> Requirement: Reproduce each line bearing the word "title".
═══ Dataset records ═══
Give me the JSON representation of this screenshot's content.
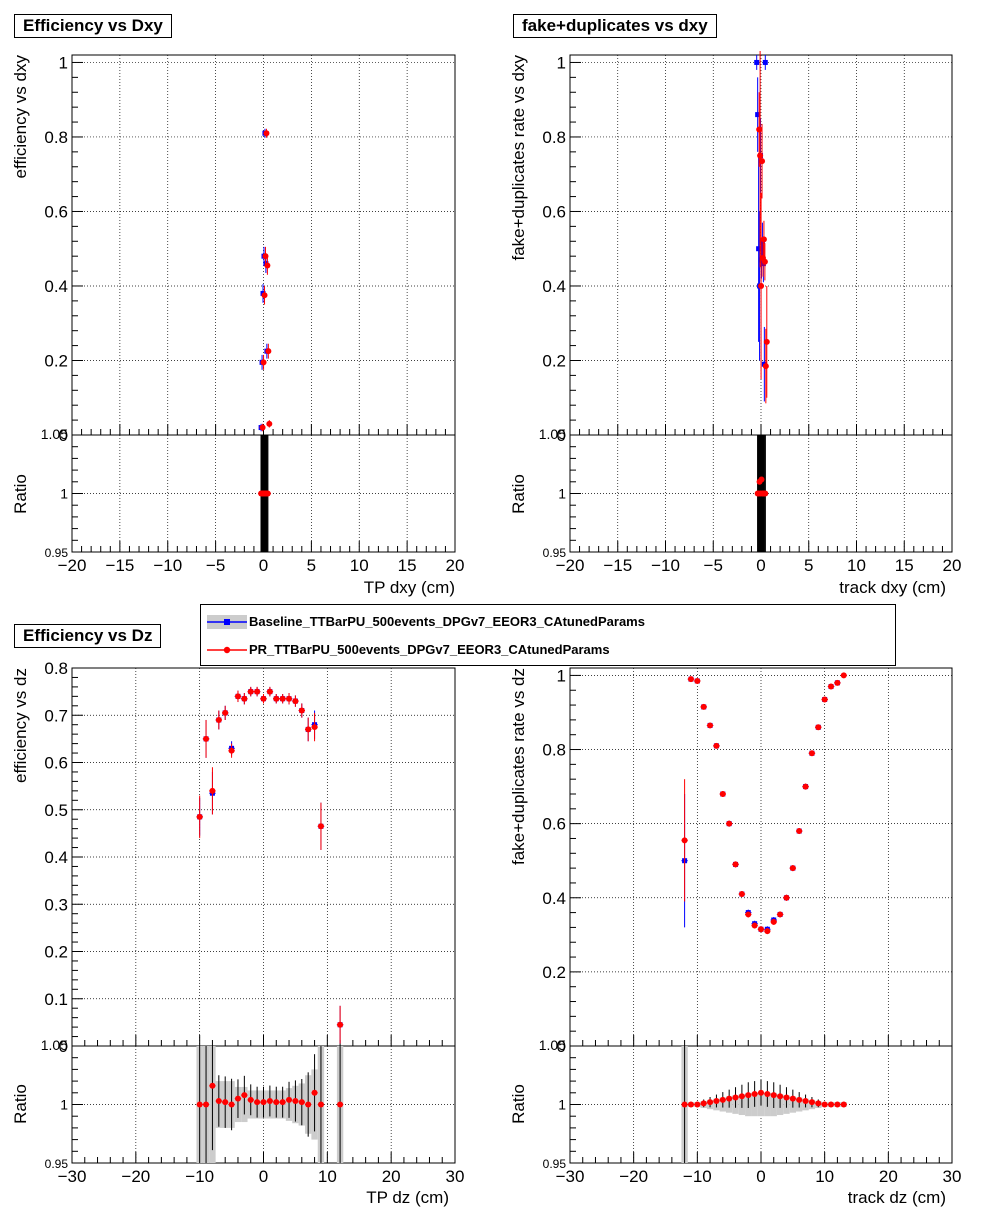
{
  "legend": {
    "entries": [
      {
        "label": "Baseline_TTBarPU_500events_DPGv7_EEOR3_CAtunedParams",
        "color": "#0000ff",
        "fill": "#cccccc"
      },
      {
        "label": "PR_TTBarPU_500events_DPGv7_EEOR3_CAtunedParams",
        "color": "#ff0000"
      }
    ]
  },
  "chart_data": [
    {
      "type": "scatter",
      "title": "Efficiency vs Dxy",
      "xlabel": "TP dxy (cm)",
      "ylabel": "efficiency vs dxy",
      "ratio_ylabel": "Ratio",
      "xlim": [
        -20,
        20
      ],
      "ylim": [
        0,
        1.02
      ],
      "ratio_ylim": [
        0.95,
        1.05
      ],
      "xticks": [
        -20,
        -15,
        -10,
        -5,
        0,
        5,
        10,
        15,
        20
      ],
      "xtick_labels": [
        "−20",
        "−15",
        "−10",
        "−5",
        "0",
        "5",
        "10",
        "15",
        "20"
      ],
      "yticks": [
        0,
        0.2,
        0.4,
        0.6,
        0.8,
        1
      ],
      "ytick_labels": [
        "0",
        "0.2",
        "0.4",
        "0.6",
        "0.8",
        "1"
      ],
      "ratio_yticks": [
        0.95,
        1,
        1.05
      ],
      "ratio_ytick_labels": [
        "0.95",
        "1",
        "1.05"
      ],
      "grid": true,
      "series": [
        {
          "name": "Baseline_TTBarPU_500events_DPGv7_EEOR3_CAtunedParams",
          "x": [
            -0.25,
            -0.15,
            -0.05,
            0.05,
            0.15,
            0.25,
            0.35
          ],
          "y": [
            0.02,
            0.195,
            0.38,
            0.48,
            0.81,
            0.46,
            0.225
          ],
          "yerr": [
            0.01,
            0.02,
            0.025,
            0.025,
            0.012,
            0.025,
            0.02
          ]
        },
        {
          "name": "PR_TTBarPU_500events_DPGv7_EEOR3_CAtunedParams",
          "x": [
            -0.25,
            -0.15,
            -0.05,
            0.05,
            0.15,
            0.25,
            0.35,
            0.45
          ],
          "y": [
            0.02,
            0.195,
            0.375,
            0.48,
            0.81,
            0.455,
            0.225,
            0.03
          ],
          "yerr": [
            0.01,
            0.02,
            0.025,
            0.025,
            0.012,
            0.025,
            0.02,
            0.01
          ]
        }
      ],
      "ratio": {
        "x": [
          -0.25,
          -0.15,
          -0.05,
          0.05,
          0.15,
          0.25,
          0.35,
          0.45
        ],
        "y": [
          1,
          1,
          1,
          1,
          1,
          1,
          1,
          1
        ]
      }
    },
    {
      "type": "scatter",
      "title": "fake+duplicates vs dxy",
      "xlabel": "track dxy (cm)",
      "ylabel": "fake+duplicates rate vs dxy",
      "ratio_ylabel": "Ratio",
      "xlim": [
        -20,
        20
      ],
      "ylim": [
        0,
        1.02
      ],
      "ratio_ylim": [
        0.95,
        1.05
      ],
      "xticks": [
        -20,
        -15,
        -10,
        -5,
        0,
        5,
        10,
        15,
        20
      ],
      "xtick_labels": [
        "−20",
        "−15",
        "−10",
        "−5",
        "0",
        "5",
        "10",
        "15",
        "20"
      ],
      "yticks": [
        0,
        0.2,
        0.4,
        0.6,
        0.8,
        1
      ],
      "ytick_labels": [
        "0",
        "0.2",
        "0.4",
        "0.6",
        "0.8",
        "1"
      ],
      "ratio_yticks": [
        0.95,
        1,
        1.05
      ],
      "ratio_ytick_labels": [
        "0.95",
        "1",
        "1.05"
      ],
      "grid": true,
      "series": [
        {
          "name": "Baseline_TTBarPU_500events_DPGv7_EEOR3_CAtunedParams",
          "x": [
            -0.45,
            -0.35,
            -0.25,
            -0.15,
            -0.05,
            0.05,
            0.15,
            0.25,
            0.35,
            0.45
          ],
          "y": [
            1.0,
            0.86,
            0.5,
            0.4,
            0.75,
            0.47,
            0.52,
            0.46,
            0.19,
            1.0
          ],
          "yerr": [
            0.02,
            0.1,
            0.25,
            0.2,
            0.1,
            0.05,
            0.05,
            0.05,
            0.1,
            0.02
          ]
        },
        {
          "name": "PR_TTBarPU_500events_DPGv7_EEOR3_CAtunedParams",
          "x": [
            -0.35,
            -0.25,
            -0.15,
            -0.05,
            0.05,
            0.15,
            0.25,
            0.35,
            0.45
          ],
          "y": [
            0.82,
            0.75,
            0.4,
            0.735,
            0.475,
            0.525,
            0.465,
            0.185,
            0.25
          ],
          "yerr": [
            0.1,
            0.3,
            0.25,
            0.1,
            0.05,
            0.05,
            0.05,
            0.1,
            0.15
          ]
        }
      ],
      "ratio": {
        "x": [
          -0.35,
          -0.25,
          -0.15,
          -0.05,
          0.05,
          0.15,
          0.25,
          0.35,
          0.45
        ],
        "y": [
          1,
          1,
          1.01,
          1,
          1.012,
          1,
          1,
          1,
          1
        ]
      }
    },
    {
      "type": "scatter",
      "title": "Efficiency vs Dz",
      "xlabel": "TP dz (cm)",
      "ylabel": "efficiency vs dz",
      "ratio_ylabel": "Ratio",
      "xlim": [
        -30,
        30
      ],
      "ylim": [
        0,
        0.8
      ],
      "ratio_ylim": [
        0.95,
        1.05
      ],
      "xticks": [
        -30,
        -20,
        -10,
        0,
        10,
        20,
        30
      ],
      "xtick_labels": [
        "−30",
        "−20",
        "−10",
        "0",
        "10",
        "20",
        "30"
      ],
      "yticks": [
        0,
        0.1,
        0.2,
        0.3,
        0.4,
        0.5,
        0.6,
        0.7,
        0.8
      ],
      "ytick_labels": [
        "0",
        "0.1",
        "0.2",
        "0.3",
        "0.4",
        "0.5",
        "0.6",
        "0.7",
        "0.8"
      ],
      "ratio_yticks": [
        0.95,
        1,
        1.05
      ],
      "ratio_ytick_labels": [
        "0.95",
        "1",
        "1.05"
      ],
      "grid": true,
      "series": [
        {
          "name": "Baseline_TTBarPU_500events_DPGv7_EEOR3_CAtunedParams",
          "x": [
            -10,
            -9,
            -8,
            -7,
            -6,
            -5,
            -4,
            -3,
            -2,
            -1,
            0,
            1,
            2,
            3,
            4,
            5,
            6,
            7,
            8,
            9,
            12
          ],
          "y": [
            0.485,
            0.65,
            0.535,
            0.69,
            0.705,
            0.63,
            0.74,
            0.735,
            0.75,
            0.75,
            0.735,
            0.75,
            0.735,
            0.735,
            0.735,
            0.73,
            0.71,
            0.67,
            0.68,
            0.465,
            0.045
          ],
          "yerr": [
            0.04,
            0.04,
            0.045,
            0.02,
            0.015,
            0.015,
            0.012,
            0.012,
            0.01,
            0.01,
            0.01,
            0.01,
            0.01,
            0.01,
            0.012,
            0.012,
            0.015,
            0.025,
            0.03,
            0.05,
            0.04
          ]
        },
        {
          "name": "PR_TTBarPU_500events_DPGv7_EEOR3_CAtunedParams",
          "x": [
            -10,
            -9,
            -8,
            -7,
            -6,
            -5,
            -4,
            -3,
            -2,
            -1,
            0,
            1,
            2,
            3,
            4,
            5,
            6,
            7,
            8,
            9,
            12
          ],
          "y": [
            0.485,
            0.65,
            0.54,
            0.69,
            0.705,
            0.625,
            0.74,
            0.735,
            0.75,
            0.75,
            0.735,
            0.75,
            0.735,
            0.735,
            0.735,
            0.73,
            0.71,
            0.67,
            0.675,
            0.465,
            0.045
          ],
          "yerr": [
            0.045,
            0.04,
            0.05,
            0.02,
            0.015,
            0.015,
            0.012,
            0.012,
            0.01,
            0.01,
            0.01,
            0.01,
            0.01,
            0.01,
            0.012,
            0.012,
            0.015,
            0.025,
            0.03,
            0.05,
            0.04
          ]
        }
      ],
      "ratio": {
        "x": [
          -10,
          -9,
          -8,
          -7,
          -6,
          -5,
          -4,
          -3,
          -2,
          -1,
          0,
          1,
          2,
          3,
          4,
          5,
          6,
          7,
          8,
          9,
          12
        ],
        "y": [
          1,
          1,
          1.016,
          1.003,
          1.002,
          1,
          1.005,
          1.008,
          1.004,
          1.002,
          1.002,
          1.003,
          1.002,
          1.002,
          1.004,
          1.003,
          1.002,
          1,
          1.01,
          1,
          1
        ],
        "band": [
          0.09,
          0.05,
          0.05,
          0.02,
          0.02,
          0.02,
          0.015,
          0.015,
          0.012,
          0.012,
          0.012,
          0.012,
          0.012,
          0.012,
          0.014,
          0.016,
          0.018,
          0.025,
          0.03,
          0.06,
          0.09
        ]
      }
    },
    {
      "type": "scatter",
      "title": "",
      "xlabel": "track dz (cm)",
      "ylabel": "fake+duplicates rate vs dz",
      "ratio_ylabel": "Ratio",
      "xlim": [
        -30,
        30
      ],
      "ylim": [
        0,
        1.02
      ],
      "ratio_ylim": [
        0.95,
        1.05
      ],
      "xticks": [
        -30,
        -20,
        -10,
        0,
        10,
        20,
        30
      ],
      "xtick_labels": [
        "−30",
        "−20",
        "−10",
        "0",
        "10",
        "20",
        "30"
      ],
      "yticks": [
        0,
        0.2,
        0.4,
        0.6,
        0.8,
        1
      ],
      "ytick_labels": [
        "0",
        "0.2",
        "0.4",
        "0.6",
        "0.8",
        "1"
      ],
      "ratio_yticks": [
        0.95,
        1,
        1.05
      ],
      "ratio_ytick_labels": [
        "0.95",
        "1",
        "1.05"
      ],
      "grid": true,
      "series": [
        {
          "name": "Baseline_TTBarPU_500events_DPGv7_EEOR3_CAtunedParams",
          "x": [
            -12,
            -11,
            -10,
            -9,
            -8,
            -7,
            -6,
            -5,
            -4,
            -3,
            -2,
            -1,
            0,
            1,
            2,
            3,
            4,
            5,
            6,
            7,
            8,
            9,
            10,
            11,
            12
          ],
          "y": [
            0.5,
            0.99,
            0.985,
            0.915,
            0.865,
            0.81,
            0.68,
            0.6,
            0.49,
            0.41,
            0.36,
            0.33,
            0.315,
            0.315,
            0.34,
            0.355,
            0.4,
            0.48,
            0.58,
            0.7,
            0.79,
            0.86,
            0.935,
            0.97,
            0.98
          ],
          "yerr": [
            0.18,
            0.005,
            0.005,
            0.006,
            0.006,
            0.006,
            0.008,
            0.008,
            0.008,
            0.008,
            0.008,
            0.008,
            0.008,
            0.008,
            0.008,
            0.008,
            0.008,
            0.008,
            0.008,
            0.008,
            0.006,
            0.006,
            0.005,
            0.005,
            0.004
          ]
        },
        {
          "name": "PR_TTBarPU_500events_DPGv7_EEOR3_CAtunedParams",
          "x": [
            -12,
            -11,
            -10,
            -9,
            -8,
            -7,
            -6,
            -5,
            -4,
            -3,
            -2,
            -1,
            0,
            1,
            2,
            3,
            4,
            5,
            6,
            7,
            8,
            9,
            10,
            11,
            12,
            13
          ],
          "y": [
            0.555,
            0.99,
            0.985,
            0.915,
            0.865,
            0.81,
            0.68,
            0.6,
            0.49,
            0.41,
            0.355,
            0.325,
            0.315,
            0.31,
            0.335,
            0.355,
            0.4,
            0.48,
            0.58,
            0.7,
            0.79,
            0.86,
            0.935,
            0.97,
            0.98,
            1.0
          ],
          "yerr": [
            0.165,
            0.005,
            0.005,
            0.006,
            0.006,
            0.006,
            0.008,
            0.008,
            0.008,
            0.008,
            0.008,
            0.008,
            0.008,
            0.008,
            0.008,
            0.008,
            0.008,
            0.008,
            0.008,
            0.008,
            0.006,
            0.006,
            0.005,
            0.005,
            0.004,
            0.003
          ]
        }
      ],
      "ratio": {
        "x": [
          -12,
          -11,
          -10,
          -9,
          -8,
          -7,
          -6,
          -5,
          -4,
          -3,
          -2,
          -1,
          0,
          1,
          2,
          3,
          4,
          5,
          6,
          7,
          8,
          9,
          10,
          11,
          12,
          13
        ],
        "y": [
          1,
          1,
          1,
          1.001,
          1.002,
          1.003,
          1.004,
          1.005,
          1.006,
          1.007,
          1.008,
          1.009,
          1.01,
          1.009,
          1.008,
          1.007,
          1.006,
          1.005,
          1.004,
          1.003,
          1.002,
          1.001,
          1,
          1,
          1,
          1
        ],
        "band": [
          0.09,
          0.002,
          0.002,
          0.003,
          0.004,
          0.005,
          0.006,
          0.007,
          0.008,
          0.009,
          0.01,
          0.01,
          0.01,
          0.01,
          0.01,
          0.009,
          0.008,
          0.007,
          0.006,
          0.005,
          0.004,
          0.003,
          0.002,
          0.002,
          0.002,
          0.002
        ]
      }
    }
  ]
}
═══
> Exercise answer:
      "title": "Efficiency vs Dxy",
      "title": "fake+duplicates vs dxy",
      "title": "Efficiency vs Dz",
      "title": "",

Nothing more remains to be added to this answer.